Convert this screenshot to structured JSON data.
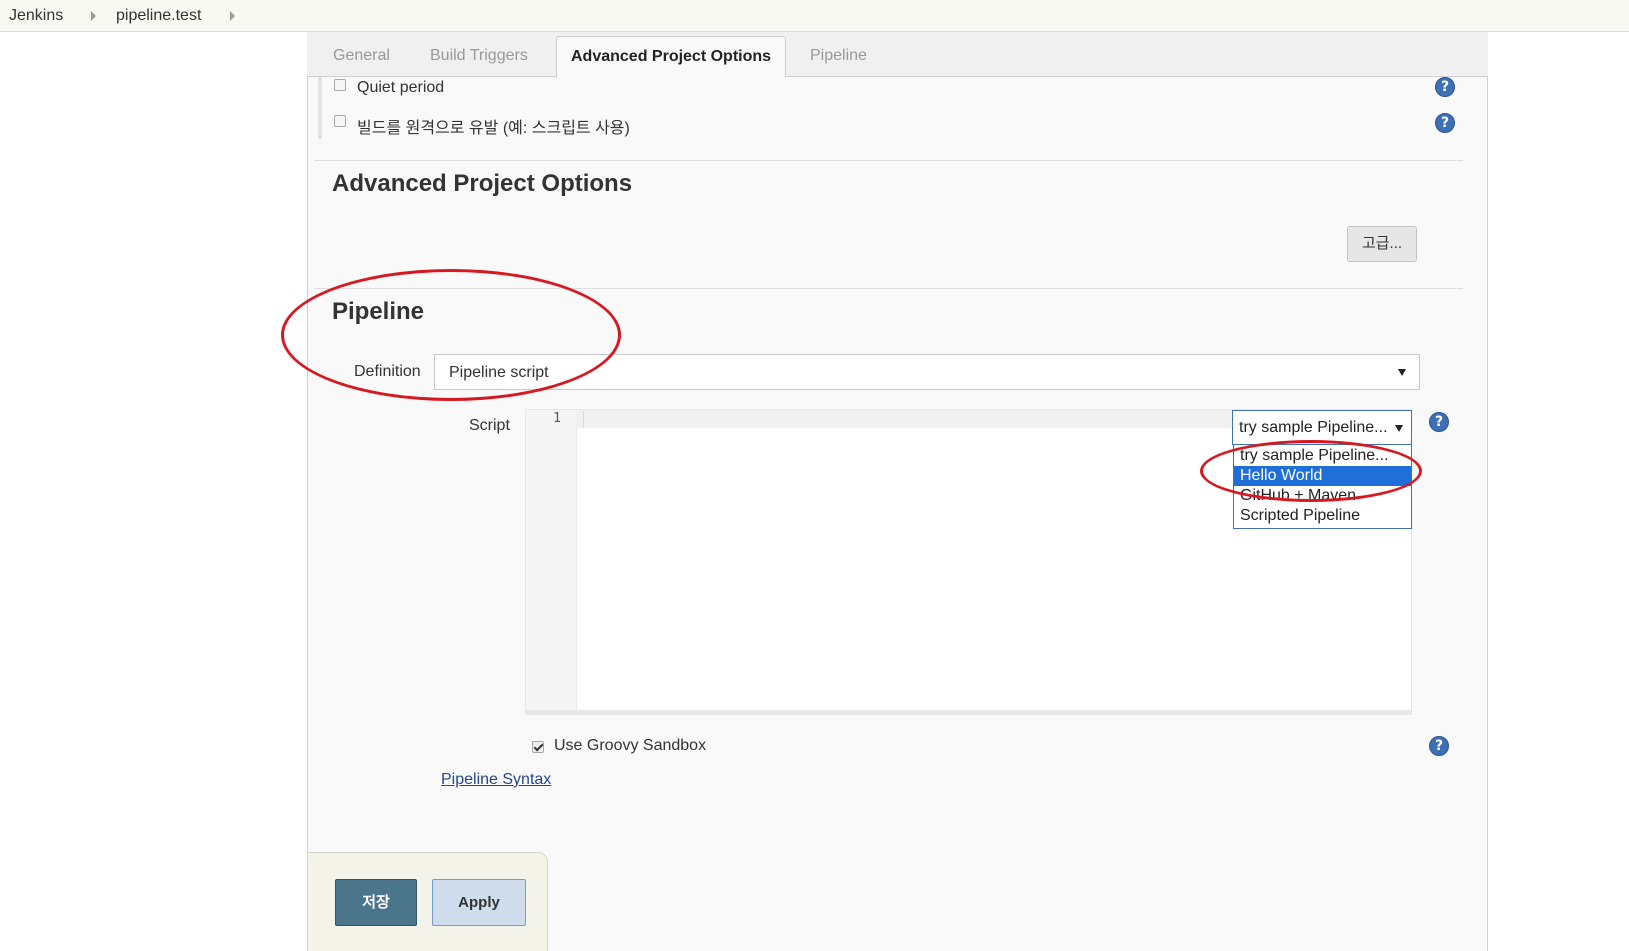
{
  "breadcrumb": {
    "items": [
      "Jenkins",
      "pipeline.test"
    ]
  },
  "tabs": [
    {
      "label": "General",
      "active": false
    },
    {
      "label": "Build Triggers",
      "active": false
    },
    {
      "label": "Advanced Project Options",
      "active": true
    },
    {
      "label": "Pipeline",
      "active": false
    }
  ],
  "build_triggers": {
    "quiet_period_label": "Quiet period",
    "quiet_period_checked": false,
    "remote_trigger_label": "빌드를 원격으로 유발 (예: 스크립트 사용)",
    "remote_trigger_checked": false
  },
  "advanced_section": {
    "title": "Advanced Project Options",
    "advanced_button": "고급..."
  },
  "pipeline_section": {
    "title": "Pipeline",
    "definition_label": "Definition",
    "definition_value": "Pipeline script",
    "script_label": "Script",
    "line_number": "1",
    "sample_select_value": "try sample Pipeline...",
    "sample_options": [
      {
        "label": "try sample Pipeline...",
        "selected": false
      },
      {
        "label": "Hello World",
        "selected": true
      },
      {
        "label": "GitHub + Maven",
        "selected": false
      },
      {
        "label": "Scripted Pipeline",
        "selected": false
      }
    ],
    "groovy_sandbox_label": "Use Groovy Sandbox",
    "groovy_sandbox_checked": true,
    "pipeline_syntax_link": "Pipeline Syntax"
  },
  "footer": {
    "save_label": "저장",
    "apply_label": "Apply"
  },
  "icons": {
    "help": "help-icon",
    "breadcrumb_separator": "chevron-right-icon",
    "dropdown_caret": "caret-down-icon"
  },
  "colors": {
    "accent_blue": "#3f6fb5",
    "selected_option": "#1e6fd9",
    "save_button": "#4b758b",
    "apply_button": "#cfdcec",
    "annotation_red": "#d81820",
    "link": "#24478f"
  }
}
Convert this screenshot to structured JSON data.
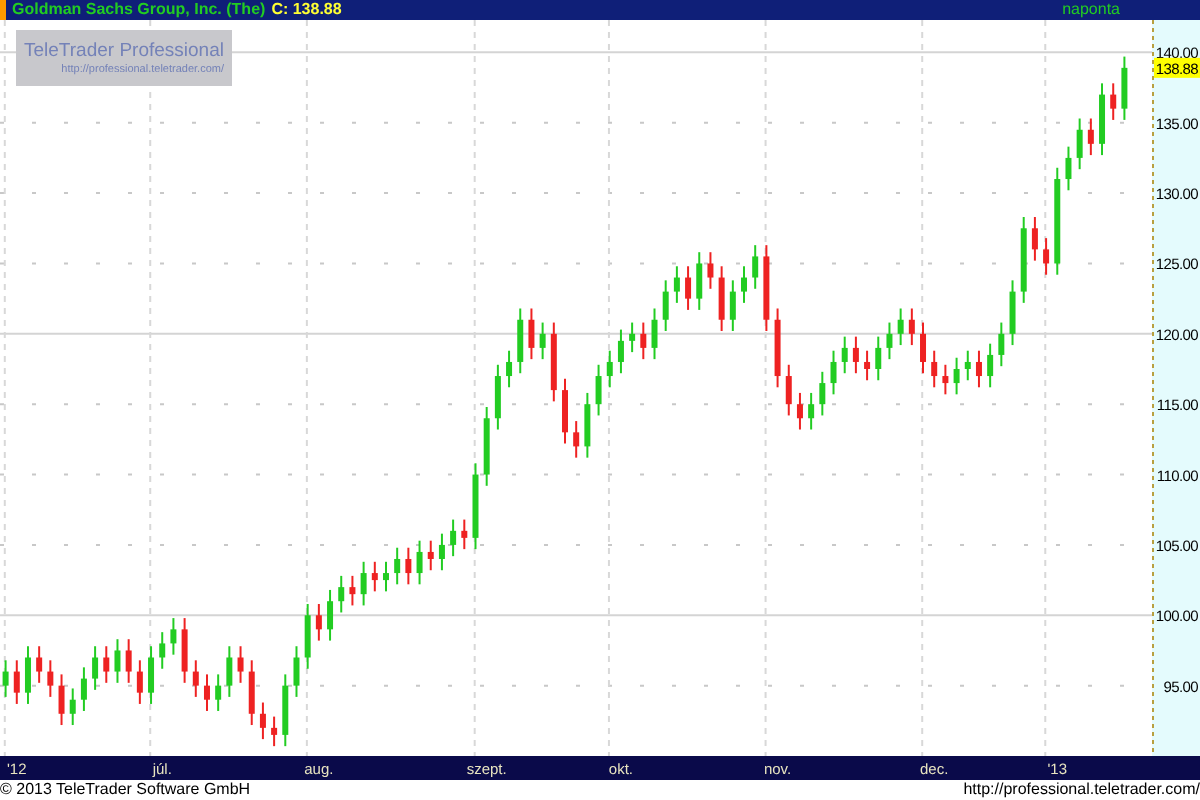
{
  "header": {
    "title": "Goldman Sachs Group, Inc. (The)",
    "last_close": "C: 138.88",
    "interval": "naponta"
  },
  "logo": {
    "name": "TeleTrader Professional",
    "url": "http://professional.teletrader.com/"
  },
  "chart": {
    "last_price_label": "138.88",
    "chart_data": {
      "type": "candlestick",
      "ylim": [
        90,
        142.3
      ],
      "yticks": [
        {
          "value": 95,
          "label": "95.00"
        },
        {
          "value": 100,
          "label": "100.00"
        },
        {
          "value": 105,
          "label": "105.00"
        },
        {
          "value": 110,
          "label": "110.00"
        },
        {
          "value": 115,
          "label": "115.00"
        },
        {
          "value": 120,
          "label": "120.00"
        },
        {
          "value": 125,
          "label": "125.00"
        },
        {
          "value": 130,
          "label": "130.00"
        },
        {
          "value": 135,
          "label": "135.00"
        },
        {
          "value": 140,
          "label": "140.00"
        }
      ],
      "grid": true,
      "categories": [
        null,
        "'12",
        null,
        null,
        null,
        null,
        null,
        null,
        null,
        null,
        null,
        null,
        null,
        null,
        "júl.",
        null,
        null,
        null,
        null,
        null,
        null,
        null,
        null,
        null,
        null,
        null,
        null,
        null,
        "aug.",
        null,
        null,
        null,
        null,
        null,
        null,
        null,
        null,
        null,
        null,
        null,
        null,
        null,
        null,
        "szept.",
        null,
        null,
        null,
        null,
        null,
        null,
        null,
        null,
        null,
        null,
        null,
        "okt.",
        null,
        null,
        null,
        null,
        null,
        null,
        null,
        null,
        null,
        null,
        null,
        null,
        null,
        "nov.",
        null,
        null,
        null,
        null,
        null,
        null,
        null,
        null,
        null,
        null,
        null,
        null,
        null,
        "dec.",
        null,
        null,
        null,
        null,
        null,
        null,
        null,
        null,
        null,
        null,
        "'13",
        null,
        null,
        null,
        null,
        null,
        null
      ],
      "ohlc": [
        [
          95,
          96.8,
          94.2,
          96
        ],
        [
          96,
          96.8,
          93.7,
          94.5
        ],
        [
          94.5,
          97.8,
          93.7,
          97
        ],
        [
          97,
          97.8,
          95.2,
          96
        ],
        [
          96,
          96.8,
          94.2,
          95
        ],
        [
          95,
          95.8,
          92.2,
          93
        ],
        [
          93,
          94.8,
          92.2,
          94
        ],
        [
          94,
          96.3,
          93.2,
          95.5
        ],
        [
          95.5,
          97.8,
          94.7,
          97
        ],
        [
          97,
          97.8,
          95.2,
          96
        ],
        [
          96,
          98.3,
          95.2,
          97.5
        ],
        [
          97.5,
          98.3,
          95.2,
          96
        ],
        [
          96,
          96.8,
          93.7,
          94.5
        ],
        [
          94.5,
          97.8,
          93.7,
          97
        ],
        [
          97,
          98.8,
          96.2,
          98
        ],
        [
          98,
          99.8,
          97.2,
          99
        ],
        [
          99,
          99.8,
          95.2,
          96
        ],
        [
          96,
          96.8,
          94.2,
          95
        ],
        [
          95,
          95.8,
          93.2,
          94
        ],
        [
          94,
          95.8,
          93.2,
          95
        ],
        [
          95,
          97.8,
          94.2,
          97
        ],
        [
          97,
          97.8,
          95.2,
          96
        ],
        [
          96,
          96.8,
          92.2,
          93
        ],
        [
          93,
          93.8,
          91.2,
          92
        ],
        [
          92,
          92.8,
          90.7,
          91.5
        ],
        [
          91.5,
          95.8,
          90.7,
          95
        ],
        [
          95,
          97.8,
          94.2,
          97
        ],
        [
          97,
          100.8,
          96.2,
          100
        ],
        [
          100,
          100.8,
          98.2,
          99
        ],
        [
          99,
          101.8,
          98.2,
          101
        ],
        [
          101,
          102.8,
          100.2,
          102
        ],
        [
          102,
          102.8,
          100.7,
          101.5
        ],
        [
          101.5,
          103.8,
          100.7,
          103
        ],
        [
          103,
          103.8,
          101.7,
          102.5
        ],
        [
          102.5,
          103.8,
          101.7,
          103
        ],
        [
          103,
          104.8,
          102.2,
          104
        ],
        [
          104,
          104.8,
          102.2,
          103
        ],
        [
          103,
          105.3,
          102.2,
          104.5
        ],
        [
          104.5,
          105.3,
          103.2,
          104
        ],
        [
          104,
          105.8,
          103.2,
          105
        ],
        [
          105,
          106.8,
          104.2,
          106
        ],
        [
          106,
          106.8,
          104.7,
          105.5
        ],
        [
          105.5,
          110.8,
          104.7,
          110
        ],
        [
          110,
          114.8,
          109.2,
          114
        ],
        [
          114,
          117.8,
          113.2,
          117
        ],
        [
          117,
          118.8,
          116.2,
          118
        ],
        [
          118,
          121.8,
          117.2,
          121
        ],
        [
          121,
          121.8,
          118.2,
          119
        ],
        [
          119,
          120.8,
          118.2,
          120
        ],
        [
          120,
          120.8,
          115.2,
          116
        ],
        [
          116,
          116.8,
          112.2,
          113
        ],
        [
          113,
          113.8,
          111.2,
          112
        ],
        [
          112,
          115.8,
          111.2,
          115
        ],
        [
          115,
          117.8,
          114.2,
          117
        ],
        [
          117,
          118.8,
          116.2,
          118
        ],
        [
          118,
          120.3,
          117.2,
          119.5
        ],
        [
          119.5,
          120.8,
          118.7,
          120
        ],
        [
          120,
          120.8,
          118.2,
          119
        ],
        [
          119,
          121.8,
          118.2,
          121
        ],
        [
          121,
          123.8,
          120.2,
          123
        ],
        [
          123,
          124.8,
          122.2,
          124
        ],
        [
          124,
          124.8,
          121.7,
          122.5
        ],
        [
          122.5,
          125.8,
          121.7,
          125
        ],
        [
          125,
          125.8,
          123.2,
          124
        ],
        [
          124,
          124.8,
          120.2,
          121
        ],
        [
          121,
          123.8,
          120.2,
          123
        ],
        [
          123,
          124.8,
          122.2,
          124
        ],
        [
          124,
          126.3,
          123.2,
          125.5
        ],
        [
          125.5,
          126.3,
          120.2,
          121
        ],
        [
          121,
          121.8,
          116.2,
          117
        ],
        [
          117,
          117.8,
          114.2,
          115
        ],
        [
          115,
          115.8,
          113.2,
          114
        ],
        [
          114,
          115.8,
          113.2,
          115
        ],
        [
          115,
          117.3,
          114.2,
          116.5
        ],
        [
          116.5,
          118.8,
          115.7,
          118
        ],
        [
          118,
          119.8,
          117.2,
          119
        ],
        [
          119,
          119.8,
          117.2,
          118
        ],
        [
          118,
          118.8,
          116.7,
          117.5
        ],
        [
          117.5,
          119.8,
          116.7,
          119
        ],
        [
          119,
          120.8,
          118.2,
          120
        ],
        [
          120,
          121.8,
          119.2,
          121
        ],
        [
          121,
          121.8,
          119.2,
          120
        ],
        [
          120,
          120.8,
          117.2,
          118
        ],
        [
          118,
          118.8,
          116.2,
          117
        ],
        [
          117,
          117.8,
          115.7,
          116.5
        ],
        [
          116.5,
          118.3,
          115.7,
          117.5
        ],
        [
          117.5,
          118.8,
          116.7,
          118
        ],
        [
          118,
          118.8,
          116.2,
          117
        ],
        [
          117,
          119.3,
          116.2,
          118.5
        ],
        [
          118.5,
          120.8,
          117.7,
          120
        ],
        [
          120,
          123.8,
          119.2,
          123
        ],
        [
          123,
          128.3,
          122.2,
          127.5
        ],
        [
          127.5,
          128.3,
          125.2,
          126
        ],
        [
          126,
          126.8,
          124.2,
          125
        ],
        [
          125,
          131.8,
          124.2,
          131
        ],
        [
          131,
          133.3,
          130.2,
          132.5
        ],
        [
          132.5,
          135.3,
          131.7,
          134.5
        ],
        [
          134.5,
          135.3,
          132.7,
          133.5
        ],
        [
          133.5,
          137.8,
          132.7,
          137
        ],
        [
          137,
          137.8,
          135.2,
          136
        ],
        [
          136,
          139.7,
          135.2,
          138.9
        ]
      ]
    }
  },
  "footer": {
    "copyright": "© 2013 TeleTrader Software GmbH",
    "url": "http://professional.teletrader.com/"
  }
}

* * * * * * * * *

**JOB:**
Copy out each line of the material that holds the word "title".

**RESULT FOR THIS EXERCISE:**
    "title": "Advanced Project Options",
    "title": "Pipeline",
    "title": "Goldman Sachs Group, Inc. (The)",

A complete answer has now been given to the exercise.